+++ Task input +++

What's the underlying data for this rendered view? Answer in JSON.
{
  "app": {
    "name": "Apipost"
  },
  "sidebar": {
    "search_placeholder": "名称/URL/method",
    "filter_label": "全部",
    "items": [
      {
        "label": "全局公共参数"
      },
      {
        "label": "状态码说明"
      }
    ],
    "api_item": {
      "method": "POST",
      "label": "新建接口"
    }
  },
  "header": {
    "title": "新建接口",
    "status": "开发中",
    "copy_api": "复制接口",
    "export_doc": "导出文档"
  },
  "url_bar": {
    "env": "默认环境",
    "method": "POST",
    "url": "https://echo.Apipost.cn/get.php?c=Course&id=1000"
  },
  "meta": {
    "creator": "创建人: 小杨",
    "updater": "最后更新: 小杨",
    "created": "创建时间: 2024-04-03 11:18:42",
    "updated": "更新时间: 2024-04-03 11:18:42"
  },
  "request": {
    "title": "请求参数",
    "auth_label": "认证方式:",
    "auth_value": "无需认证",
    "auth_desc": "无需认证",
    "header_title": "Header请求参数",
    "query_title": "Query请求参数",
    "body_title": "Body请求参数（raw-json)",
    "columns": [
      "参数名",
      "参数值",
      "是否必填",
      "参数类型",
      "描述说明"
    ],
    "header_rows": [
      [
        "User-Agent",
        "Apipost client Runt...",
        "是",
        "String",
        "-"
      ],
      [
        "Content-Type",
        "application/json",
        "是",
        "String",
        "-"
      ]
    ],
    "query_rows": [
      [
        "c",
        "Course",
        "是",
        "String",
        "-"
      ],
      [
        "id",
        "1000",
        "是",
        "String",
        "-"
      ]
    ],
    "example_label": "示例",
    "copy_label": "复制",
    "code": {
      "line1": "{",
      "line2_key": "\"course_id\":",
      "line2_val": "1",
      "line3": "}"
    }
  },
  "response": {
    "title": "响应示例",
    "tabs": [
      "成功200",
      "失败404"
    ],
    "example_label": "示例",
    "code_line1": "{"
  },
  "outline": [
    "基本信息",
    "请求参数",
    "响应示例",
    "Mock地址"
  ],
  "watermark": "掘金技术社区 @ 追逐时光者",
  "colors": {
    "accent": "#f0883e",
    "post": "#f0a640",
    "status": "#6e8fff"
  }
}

+++

_Exercise_. Output the listing above exactly as it appears.

_Exercise answer_.
What's the underlying data for this rendered view? Answer in JSON.
{
  "app": {
    "name": "Apipost"
  },
  "sidebar": {
    "search_placeholder": "名称/URL/method",
    "filter_label": "全部",
    "items": [
      {
        "label": "全局公共参数"
      },
      {
        "label": "状态码说明"
      }
    ],
    "api_item": {
      "method": "POST",
      "label": "新建接口"
    }
  },
  "header": {
    "title": "新建接口",
    "status": "开发中",
    "copy_api": "复制接口",
    "export_doc": "导出文档"
  },
  "url_bar": {
    "env": "默认环境",
    "method": "POST",
    "url": "https://echo.Apipost.cn/get.php?c=Course&id=1000"
  },
  "meta": {
    "creator": "创建人: 小杨",
    "updater": "最后更新: 小杨",
    "created": "创建时间: 2024-04-03 11:18:42",
    "updated": "更新时间: 2024-04-03 11:18:42"
  },
  "request": {
    "title": "请求参数",
    "auth_label": "认证方式:",
    "auth_value": "无需认证",
    "auth_desc": "无需认证",
    "header_title": "Header请求参数",
    "query_title": "Query请求参数",
    "body_title": "Body请求参数（raw-json)",
    "columns": [
      "参数名",
      "参数值",
      "是否必填",
      "参数类型",
      "描述说明"
    ],
    "header_rows": [
      [
        "User-Agent",
        "Apipost client Runt...",
        "是",
        "String",
        "-"
      ],
      [
        "Content-Type",
        "application/json",
        "是",
        "String",
        "-"
      ]
    ],
    "query_rows": [
      [
        "c",
        "Course",
        "是",
        "String",
        "-"
      ],
      [
        "id",
        "1000",
        "是",
        "String",
        "-"
      ]
    ],
    "example_label": "示例",
    "copy_label": "复制",
    "code": {
      "line1": "{",
      "line2_key": "\"course_id\":",
      "line2_val": "1",
      "line3": "}"
    }
  },
  "response": {
    "title": "响应示例",
    "tabs": [
      "成功200",
      "失败404"
    ],
    "example_label": "示例",
    "code_line1": "{"
  },
  "outline": [
    "基本信息",
    "请求参数",
    "响应示例",
    "Mock地址"
  ],
  "watermark": "掘金技术社区 @ 追逐时光者",
  "colors": {
    "accent": "#f0883e",
    "post": "#f0a640",
    "status": "#6e8fff"
  }
}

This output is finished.